* Extracted records

== == ==

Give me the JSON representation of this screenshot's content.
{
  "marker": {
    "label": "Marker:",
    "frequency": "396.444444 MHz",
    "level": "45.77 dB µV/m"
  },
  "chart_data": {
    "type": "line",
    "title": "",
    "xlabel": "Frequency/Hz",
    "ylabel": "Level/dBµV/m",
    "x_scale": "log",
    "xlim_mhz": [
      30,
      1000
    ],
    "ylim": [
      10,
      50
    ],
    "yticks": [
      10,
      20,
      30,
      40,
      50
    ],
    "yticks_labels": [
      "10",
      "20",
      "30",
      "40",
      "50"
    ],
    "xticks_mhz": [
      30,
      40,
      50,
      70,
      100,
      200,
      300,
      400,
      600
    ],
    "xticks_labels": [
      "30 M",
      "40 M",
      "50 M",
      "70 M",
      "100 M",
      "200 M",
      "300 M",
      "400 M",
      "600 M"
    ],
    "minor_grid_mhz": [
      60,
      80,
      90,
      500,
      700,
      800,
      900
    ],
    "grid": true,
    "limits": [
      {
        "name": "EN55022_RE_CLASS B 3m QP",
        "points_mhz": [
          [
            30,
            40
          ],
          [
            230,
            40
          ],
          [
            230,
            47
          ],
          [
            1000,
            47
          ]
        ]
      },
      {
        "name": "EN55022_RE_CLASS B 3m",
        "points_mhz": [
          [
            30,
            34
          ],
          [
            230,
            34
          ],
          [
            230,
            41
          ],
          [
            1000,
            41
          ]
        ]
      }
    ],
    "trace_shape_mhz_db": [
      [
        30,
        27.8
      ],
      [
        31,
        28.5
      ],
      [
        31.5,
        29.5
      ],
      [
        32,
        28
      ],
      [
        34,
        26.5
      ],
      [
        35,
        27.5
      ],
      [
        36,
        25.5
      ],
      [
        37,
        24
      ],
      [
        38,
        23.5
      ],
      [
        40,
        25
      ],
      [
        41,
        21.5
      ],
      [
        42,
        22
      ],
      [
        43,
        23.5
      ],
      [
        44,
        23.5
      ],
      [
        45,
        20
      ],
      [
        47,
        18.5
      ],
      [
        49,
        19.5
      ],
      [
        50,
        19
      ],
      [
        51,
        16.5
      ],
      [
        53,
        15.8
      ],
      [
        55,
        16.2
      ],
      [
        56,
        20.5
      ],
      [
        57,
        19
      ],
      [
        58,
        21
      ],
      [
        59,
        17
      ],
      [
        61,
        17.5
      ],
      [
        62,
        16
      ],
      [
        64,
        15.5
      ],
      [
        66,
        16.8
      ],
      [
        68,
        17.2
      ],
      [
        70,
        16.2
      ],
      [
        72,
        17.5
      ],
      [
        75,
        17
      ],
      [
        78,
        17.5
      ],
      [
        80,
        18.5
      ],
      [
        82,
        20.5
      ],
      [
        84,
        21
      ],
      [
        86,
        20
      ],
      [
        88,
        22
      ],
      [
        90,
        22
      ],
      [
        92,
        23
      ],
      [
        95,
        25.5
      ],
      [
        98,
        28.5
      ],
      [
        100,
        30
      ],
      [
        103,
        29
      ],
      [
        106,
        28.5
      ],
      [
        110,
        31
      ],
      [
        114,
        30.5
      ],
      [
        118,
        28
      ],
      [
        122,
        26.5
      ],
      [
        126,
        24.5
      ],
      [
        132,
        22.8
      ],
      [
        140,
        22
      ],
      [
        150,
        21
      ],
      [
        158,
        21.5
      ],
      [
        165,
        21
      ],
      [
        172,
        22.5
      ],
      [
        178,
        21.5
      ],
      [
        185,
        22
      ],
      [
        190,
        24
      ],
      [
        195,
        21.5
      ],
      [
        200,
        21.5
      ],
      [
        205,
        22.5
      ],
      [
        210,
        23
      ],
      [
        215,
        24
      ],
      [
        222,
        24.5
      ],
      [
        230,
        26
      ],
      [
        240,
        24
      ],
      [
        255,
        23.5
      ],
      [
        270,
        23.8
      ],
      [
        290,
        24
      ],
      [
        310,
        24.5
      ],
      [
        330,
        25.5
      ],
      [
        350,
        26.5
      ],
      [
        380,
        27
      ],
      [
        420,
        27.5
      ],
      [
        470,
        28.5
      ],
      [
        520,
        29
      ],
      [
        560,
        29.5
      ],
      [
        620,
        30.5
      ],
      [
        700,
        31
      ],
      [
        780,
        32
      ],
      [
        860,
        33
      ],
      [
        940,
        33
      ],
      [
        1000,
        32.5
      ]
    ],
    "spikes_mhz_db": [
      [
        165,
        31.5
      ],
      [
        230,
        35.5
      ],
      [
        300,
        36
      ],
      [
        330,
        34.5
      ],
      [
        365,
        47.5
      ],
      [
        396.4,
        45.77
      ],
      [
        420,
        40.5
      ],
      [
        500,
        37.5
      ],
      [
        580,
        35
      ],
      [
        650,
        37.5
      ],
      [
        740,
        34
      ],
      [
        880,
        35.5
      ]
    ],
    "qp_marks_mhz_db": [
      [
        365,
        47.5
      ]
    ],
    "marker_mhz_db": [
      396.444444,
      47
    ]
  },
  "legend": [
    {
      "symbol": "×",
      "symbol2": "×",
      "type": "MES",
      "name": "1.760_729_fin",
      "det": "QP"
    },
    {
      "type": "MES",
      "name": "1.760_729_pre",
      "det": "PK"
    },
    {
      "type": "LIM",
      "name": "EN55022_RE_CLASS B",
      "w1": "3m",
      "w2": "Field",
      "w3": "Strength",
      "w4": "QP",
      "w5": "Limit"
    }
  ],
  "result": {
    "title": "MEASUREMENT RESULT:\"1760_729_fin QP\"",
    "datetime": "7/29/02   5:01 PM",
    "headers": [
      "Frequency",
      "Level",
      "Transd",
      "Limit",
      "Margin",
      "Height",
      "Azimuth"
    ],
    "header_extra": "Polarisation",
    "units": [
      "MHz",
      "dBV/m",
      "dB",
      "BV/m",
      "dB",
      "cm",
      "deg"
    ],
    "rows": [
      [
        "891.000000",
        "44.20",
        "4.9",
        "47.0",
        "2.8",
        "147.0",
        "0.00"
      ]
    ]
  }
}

== == ==

* Work to do
Write each line above out exactly.

* Reply
Give me the JSON representation of this screenshot's content.
{
  "marker": {
    "label": "Marker:",
    "frequency": "396.444444 MHz",
    "level": "45.77 dB µV/m"
  },
  "chart_data": {
    "type": "line",
    "title": "",
    "xlabel": "Frequency/Hz",
    "ylabel": "Level/dBµV/m",
    "x_scale": "log",
    "xlim_mhz": [
      30,
      1000
    ],
    "ylim": [
      10,
      50
    ],
    "yticks": [
      10,
      20,
      30,
      40,
      50
    ],
    "yticks_labels": [
      "10",
      "20",
      "30",
      "40",
      "50"
    ],
    "xticks_mhz": [
      30,
      40,
      50,
      70,
      100,
      200,
      300,
      400,
      600
    ],
    "xticks_labels": [
      "30 M",
      "40 M",
      "50 M",
      "70 M",
      "100 M",
      "200 M",
      "300 M",
      "400 M",
      "600 M"
    ],
    "minor_grid_mhz": [
      60,
      80,
      90,
      500,
      700,
      800,
      900
    ],
    "grid": true,
    "limits": [
      {
        "name": "EN55022_RE_CLASS B 3m QP",
        "points_mhz": [
          [
            30,
            40
          ],
          [
            230,
            40
          ],
          [
            230,
            47
          ],
          [
            1000,
            47
          ]
        ]
      },
      {
        "name": "EN55022_RE_CLASS B 3m",
        "points_mhz": [
          [
            30,
            34
          ],
          [
            230,
            34
          ],
          [
            230,
            41
          ],
          [
            1000,
            41
          ]
        ]
      }
    ],
    "trace_shape_mhz_db": [
      [
        30,
        27.8
      ],
      [
        31,
        28.5
      ],
      [
        31.5,
        29.5
      ],
      [
        32,
        28
      ],
      [
        34,
        26.5
      ],
      [
        35,
        27.5
      ],
      [
        36,
        25.5
      ],
      [
        37,
        24
      ],
      [
        38,
        23.5
      ],
      [
        40,
        25
      ],
      [
        41,
        21.5
      ],
      [
        42,
        22
      ],
      [
        43,
        23.5
      ],
      [
        44,
        23.5
      ],
      [
        45,
        20
      ],
      [
        47,
        18.5
      ],
      [
        49,
        19.5
      ],
      [
        50,
        19
      ],
      [
        51,
        16.5
      ],
      [
        53,
        15.8
      ],
      [
        55,
        16.2
      ],
      [
        56,
        20.5
      ],
      [
        57,
        19
      ],
      [
        58,
        21
      ],
      [
        59,
        17
      ],
      [
        61,
        17.5
      ],
      [
        62,
        16
      ],
      [
        64,
        15.5
      ],
      [
        66,
        16.8
      ],
      [
        68,
        17.2
      ],
      [
        70,
        16.2
      ],
      [
        72,
        17.5
      ],
      [
        75,
        17
      ],
      [
        78,
        17.5
      ],
      [
        80,
        18.5
      ],
      [
        82,
        20.5
      ],
      [
        84,
        21
      ],
      [
        86,
        20
      ],
      [
        88,
        22
      ],
      [
        90,
        22
      ],
      [
        92,
        23
      ],
      [
        95,
        25.5
      ],
      [
        98,
        28.5
      ],
      [
        100,
        30
      ],
      [
        103,
        29
      ],
      [
        106,
        28.5
      ],
      [
        110,
        31
      ],
      [
        114,
        30.5
      ],
      [
        118,
        28
      ],
      [
        122,
        26.5
      ],
      [
        126,
        24.5
      ],
      [
        132,
        22.8
      ],
      [
        140,
        22
      ],
      [
        150,
        21
      ],
      [
        158,
        21.5
      ],
      [
        165,
        21
      ],
      [
        172,
        22.5
      ],
      [
        178,
        21.5
      ],
      [
        185,
        22
      ],
      [
        190,
        24
      ],
      [
        195,
        21.5
      ],
      [
        200,
        21.5
      ],
      [
        205,
        22.5
      ],
      [
        210,
        23
      ],
      [
        215,
        24
      ],
      [
        222,
        24.5
      ],
      [
        230,
        26
      ],
      [
        240,
        24
      ],
      [
        255,
        23.5
      ],
      [
        270,
        23.8
      ],
      [
        290,
        24
      ],
      [
        310,
        24.5
      ],
      [
        330,
        25.5
      ],
      [
        350,
        26.5
      ],
      [
        380,
        27
      ],
      [
        420,
        27.5
      ],
      [
        470,
        28.5
      ],
      [
        520,
        29
      ],
      [
        560,
        29.5
      ],
      [
        620,
        30.5
      ],
      [
        700,
        31
      ],
      [
        780,
        32
      ],
      [
        860,
        33
      ],
      [
        940,
        33
      ],
      [
        1000,
        32.5
      ]
    ],
    "spikes_mhz_db": [
      [
        165,
        31.5
      ],
      [
        230,
        35.5
      ],
      [
        300,
        36
      ],
      [
        330,
        34.5
      ],
      [
        365,
        47.5
      ],
      [
        396.4,
        45.77
      ],
      [
        420,
        40.5
      ],
      [
        500,
        37.5
      ],
      [
        580,
        35
      ],
      [
        650,
        37.5
      ],
      [
        740,
        34
      ],
      [
        880,
        35.5
      ]
    ],
    "qp_marks_mhz_db": [
      [
        365,
        47.5
      ]
    ],
    "marker_mhz_db": [
      396.444444,
      47
    ]
  },
  "legend": [
    {
      "symbol": "×",
      "symbol2": "×",
      "type": "MES",
      "name": "1.760_729_fin",
      "det": "QP"
    },
    {
      "type": "MES",
      "name": "1.760_729_pre",
      "det": "PK"
    },
    {
      "type": "LIM",
      "name": "EN55022_RE_CLASS B",
      "w1": "3m",
      "w2": "Field",
      "w3": "Strength",
      "w4": "QP",
      "w5": "Limit"
    }
  ],
  "result": {
    "title": "MEASUREMENT RESULT:\"1760_729_fin QP\"",
    "datetime": "7/29/02   5:01 PM",
    "headers": [
      "Frequency",
      "Level",
      "Transd",
      "Limit",
      "Margin",
      "Height",
      "Azimuth"
    ],
    "header_extra": "Polarisation",
    "units": [
      "MHz",
      "dBV/m",
      "dB",
      "BV/m",
      "dB",
      "cm",
      "deg"
    ],
    "rows": [
      [
        "891.000000",
        "44.20",
        "4.9",
        "47.0",
        "2.8",
        "147.0",
        "0.00"
      ]
    ]
  }
}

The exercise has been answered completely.